Source records:
◇ ◇ ◇
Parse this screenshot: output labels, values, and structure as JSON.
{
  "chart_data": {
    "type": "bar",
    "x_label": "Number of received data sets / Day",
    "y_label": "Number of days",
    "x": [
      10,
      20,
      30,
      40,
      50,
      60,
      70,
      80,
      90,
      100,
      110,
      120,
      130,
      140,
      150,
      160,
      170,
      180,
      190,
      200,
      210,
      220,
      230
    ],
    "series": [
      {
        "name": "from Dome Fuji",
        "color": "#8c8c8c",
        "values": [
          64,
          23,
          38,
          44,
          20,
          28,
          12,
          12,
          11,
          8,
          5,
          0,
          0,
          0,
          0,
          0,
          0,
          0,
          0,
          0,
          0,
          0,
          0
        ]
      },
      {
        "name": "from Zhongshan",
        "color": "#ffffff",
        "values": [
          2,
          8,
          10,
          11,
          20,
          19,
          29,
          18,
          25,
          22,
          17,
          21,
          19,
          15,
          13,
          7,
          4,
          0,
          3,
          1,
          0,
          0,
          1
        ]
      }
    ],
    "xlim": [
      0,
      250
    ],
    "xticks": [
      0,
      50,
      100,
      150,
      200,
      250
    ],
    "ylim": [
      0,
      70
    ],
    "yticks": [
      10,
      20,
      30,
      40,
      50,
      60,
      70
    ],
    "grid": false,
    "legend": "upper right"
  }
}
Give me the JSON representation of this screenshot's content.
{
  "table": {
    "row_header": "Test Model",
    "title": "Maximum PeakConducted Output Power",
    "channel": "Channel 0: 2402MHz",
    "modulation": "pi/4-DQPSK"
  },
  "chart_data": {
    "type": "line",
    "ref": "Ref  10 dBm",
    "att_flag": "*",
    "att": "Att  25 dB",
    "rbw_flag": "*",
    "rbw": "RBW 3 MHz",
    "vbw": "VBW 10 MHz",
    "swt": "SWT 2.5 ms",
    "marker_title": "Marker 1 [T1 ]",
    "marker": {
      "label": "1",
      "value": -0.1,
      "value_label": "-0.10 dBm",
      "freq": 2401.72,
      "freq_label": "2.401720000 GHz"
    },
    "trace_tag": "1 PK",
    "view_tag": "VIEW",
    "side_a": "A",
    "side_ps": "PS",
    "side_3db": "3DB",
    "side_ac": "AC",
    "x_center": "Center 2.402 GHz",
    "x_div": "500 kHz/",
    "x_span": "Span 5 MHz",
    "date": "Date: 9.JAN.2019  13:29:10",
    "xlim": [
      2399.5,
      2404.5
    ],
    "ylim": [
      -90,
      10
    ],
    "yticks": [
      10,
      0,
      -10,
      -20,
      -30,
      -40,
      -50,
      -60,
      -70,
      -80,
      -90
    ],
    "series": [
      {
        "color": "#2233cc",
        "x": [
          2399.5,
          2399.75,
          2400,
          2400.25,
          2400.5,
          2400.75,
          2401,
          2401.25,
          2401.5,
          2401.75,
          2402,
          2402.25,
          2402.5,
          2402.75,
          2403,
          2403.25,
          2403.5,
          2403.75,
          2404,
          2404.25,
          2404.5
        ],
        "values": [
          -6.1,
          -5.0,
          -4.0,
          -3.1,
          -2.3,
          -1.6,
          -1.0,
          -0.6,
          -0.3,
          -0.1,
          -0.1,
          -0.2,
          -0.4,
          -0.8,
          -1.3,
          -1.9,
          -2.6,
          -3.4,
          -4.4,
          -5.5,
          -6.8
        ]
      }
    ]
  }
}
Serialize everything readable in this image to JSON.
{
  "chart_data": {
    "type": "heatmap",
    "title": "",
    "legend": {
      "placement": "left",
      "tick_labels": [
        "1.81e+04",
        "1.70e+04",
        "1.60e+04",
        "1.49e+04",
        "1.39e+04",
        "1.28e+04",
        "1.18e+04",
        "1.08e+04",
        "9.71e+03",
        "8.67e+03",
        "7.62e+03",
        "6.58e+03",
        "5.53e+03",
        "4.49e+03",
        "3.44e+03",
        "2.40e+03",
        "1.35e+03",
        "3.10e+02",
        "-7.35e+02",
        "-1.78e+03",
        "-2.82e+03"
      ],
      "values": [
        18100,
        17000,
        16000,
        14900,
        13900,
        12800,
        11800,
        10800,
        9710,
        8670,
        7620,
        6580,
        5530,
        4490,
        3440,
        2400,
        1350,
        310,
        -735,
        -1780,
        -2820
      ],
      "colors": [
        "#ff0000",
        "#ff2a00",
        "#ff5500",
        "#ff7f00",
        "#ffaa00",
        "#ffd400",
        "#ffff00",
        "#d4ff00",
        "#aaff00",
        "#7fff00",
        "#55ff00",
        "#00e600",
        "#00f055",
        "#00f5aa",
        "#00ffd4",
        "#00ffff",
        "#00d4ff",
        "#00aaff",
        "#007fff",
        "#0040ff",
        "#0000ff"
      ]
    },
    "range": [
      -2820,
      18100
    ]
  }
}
◇ ◇ ◇
▶ _What the exercise asks_:
Transcribe the material above word for word.

▶ _Task result_:
Parse this screenshot: output labels, values, and structure as JSON.
{
  "chart_data": {
    "type": "bar",
    "x_label": "Number of received data sets / Day",
    "y_label": "Number of days",
    "x": [
      10,
      20,
      30,
      40,
      50,
      60,
      70,
      80,
      90,
      100,
      110,
      120,
      130,
      140,
      150,
      160,
      170,
      180,
      190,
      200,
      210,
      220,
      230
    ],
    "series": [
      {
        "name": "from Dome Fuji",
        "color": "#8c8c8c",
        "values": [
          64,
          23,
          38,
          44,
          20,
          28,
          12,
          12,
          11,
          8,
          5,
          0,
          0,
          0,
          0,
          0,
          0,
          0,
          0,
          0,
          0,
          0,
          0
        ]
      },
      {
        "name": "from Zhongshan",
        "color": "#ffffff",
        "values": [
          2,
          8,
          10,
          11,
          20,
          19,
          29,
          18,
          25,
          22,
          17,
          21,
          19,
          15,
          13,
          7,
          4,
          0,
          3,
          1,
          0,
          0,
          1
        ]
      }
    ],
    "xlim": [
      0,
      250
    ],
    "xticks": [
      0,
      50,
      100,
      150,
      200,
      250
    ],
    "ylim": [
      0,
      70
    ],
    "yticks": [
      10,
      20,
      30,
      40,
      50,
      60,
      70
    ],
    "grid": false,
    "legend": "upper right"
  }
}
Give me the JSON representation of this screenshot's content.
{
  "table": {
    "row_header": "Test Model",
    "title": "Maximum PeakConducted Output Power",
    "channel": "Channel 0: 2402MHz",
    "modulation": "pi/4-DQPSK"
  },
  "chart_data": {
    "type": "line",
    "ref": "Ref  10 dBm",
    "att_flag": "*",
    "att": "Att  25 dB",
    "rbw_flag": "*",
    "rbw": "RBW 3 MHz",
    "vbw": "VBW 10 MHz",
    "swt": "SWT 2.5 ms",
    "marker_title": "Marker 1 [T1 ]",
    "marker": {
      "label": "1",
      "value": -0.1,
      "value_label": "-0.10 dBm",
      "freq": 2401.72,
      "freq_label": "2.401720000 GHz"
    },
    "trace_tag": "1 PK",
    "view_tag": "VIEW",
    "side_a": "A",
    "side_ps": "PS",
    "side_3db": "3DB",
    "side_ac": "AC",
    "x_center": "Center 2.402 GHz",
    "x_div": "500 kHz/",
    "x_span": "Span 5 MHz",
    "date": "Date: 9.JAN.2019  13:29:10",
    "xlim": [
      2399.5,
      2404.5
    ],
    "ylim": [
      -90,
      10
    ],
    "yticks": [
      10,
      0,
      -10,
      -20,
      -30,
      -40,
      -50,
      -60,
      -70,
      -80,
      -90
    ],
    "series": [
      {
        "color": "#2233cc",
        "x": [
          2399.5,
          2399.75,
          2400,
          2400.25,
          2400.5,
          2400.75,
          2401,
          2401.25,
          2401.5,
          2401.75,
          2402,
          2402.25,
          2402.5,
          2402.75,
          2403,
          2403.25,
          2403.5,
          2403.75,
          2404,
          2404.25,
          2404.5
        ],
        "values": [
          -6.1,
          -5.0,
          -4.0,
          -3.1,
          -2.3,
          -1.6,
          -1.0,
          -0.6,
          -0.3,
          -0.1,
          -0.1,
          -0.2,
          -0.4,
          -0.8,
          -1.3,
          -1.9,
          -2.6,
          -3.4,
          -4.4,
          -5.5,
          -6.8
        ]
      }
    ]
  }
}
Serialize everything readable in this image to JSON.
{
  "chart_data": {
    "type": "heatmap",
    "title": "",
    "legend": {
      "placement": "left",
      "tick_labels": [
        "1.81e+04",
        "1.70e+04",
        "1.60e+04",
        "1.49e+04",
        "1.39e+04",
        "1.28e+04",
        "1.18e+04",
        "1.08e+04",
        "9.71e+03",
        "8.67e+03",
        "7.62e+03",
        "6.58e+03",
        "5.53e+03",
        "4.49e+03",
        "3.44e+03",
        "2.40e+03",
        "1.35e+03",
        "3.10e+02",
        "-7.35e+02",
        "-1.78e+03",
        "-2.82e+03"
      ],
      "values": [
        18100,
        17000,
        16000,
        14900,
        13900,
        12800,
        11800,
        10800,
        9710,
        8670,
        7620,
        6580,
        5530,
        4490,
        3440,
        2400,
        1350,
        310,
        -735,
        -1780,
        -2820
      ],
      "colors": [
        "#ff0000",
        "#ff2a00",
        "#ff5500",
        "#ff7f00",
        "#ffaa00",
        "#ffd400",
        "#ffff00",
        "#d4ff00",
        "#aaff00",
        "#7fff00",
        "#55ff00",
        "#00e600",
        "#00f055",
        "#00f5aa",
        "#00ffd4",
        "#00ffff",
        "#00d4ff",
        "#00aaff",
        "#007fff",
        "#0040ff",
        "#0000ff"
      ]
    },
    "range": [
      -2820,
      18100
    ]
  }
}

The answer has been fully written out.